En Turquie, le mariage forcé d’une fillette de 6 ans relance la polémique sur les confréries religieuses


Le président turc, Recep Tayyip Erdogan, (deuxième depuis le gauche) rend visite à Mahmud Ustaosmanoglu (à gauche, mort en juin 2022), son fils Ahmet Ustaosmanoglu, et le nouveau responsable des services scientifiques et caritatifs de la confrérie Ismailaga. Capture d’écran d’un tweet posté sur le compte de la confrérie le 13 janvier 2020.

Il aura fallu deux ans à la justice turque pour arrêter les principaux suspects dans l’affaire du mariage forcé d’une fillette de 6 ans. Le 15 décembre, la presse publiait les photographies de Yusuf Ziya Gümüsel et de Kadir Istekli, le père et le « mari » de la victime, l’air abattu, descendant des escaliers encadrés par des agents de police.

■ Données fournies:
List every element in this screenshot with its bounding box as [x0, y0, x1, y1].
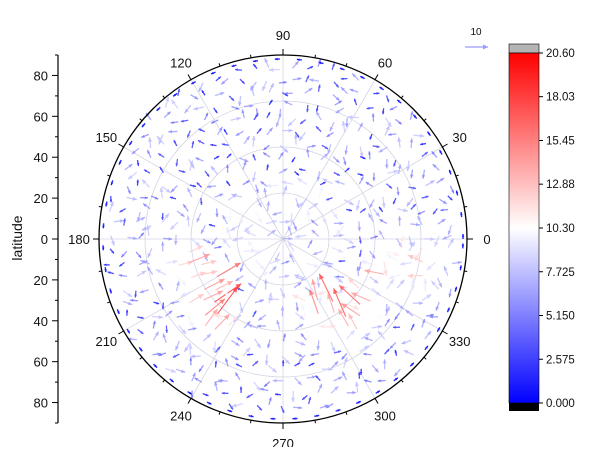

■ Consignes:
**A.** Dans l'article, combien de temps a-t-il fallu à la justice turque pour arrêter les principaux suspects ?
**B.** Reproduisez le passage de l'article qui commence par « Il aura fallu » et se poursuit jusqu'à « agents de police. ».
Les données ne jouent aucun rôle dans cet exercice.

■ Résultats:
**A.** Deux ans.

**B.**
Il aura fallu deux ans à la justice turque pour arrêter les principaux suspects dans l’affaire du mariage forcé d’une fillette de 6 ans. Le 15 décembre, la presse publiait les photographies de Yusuf Ziya Gümüsel et de Kadir Istekli, le père et le « mari » de la victime, l’air abattu, descendant des escaliers encadrés par des agents de police.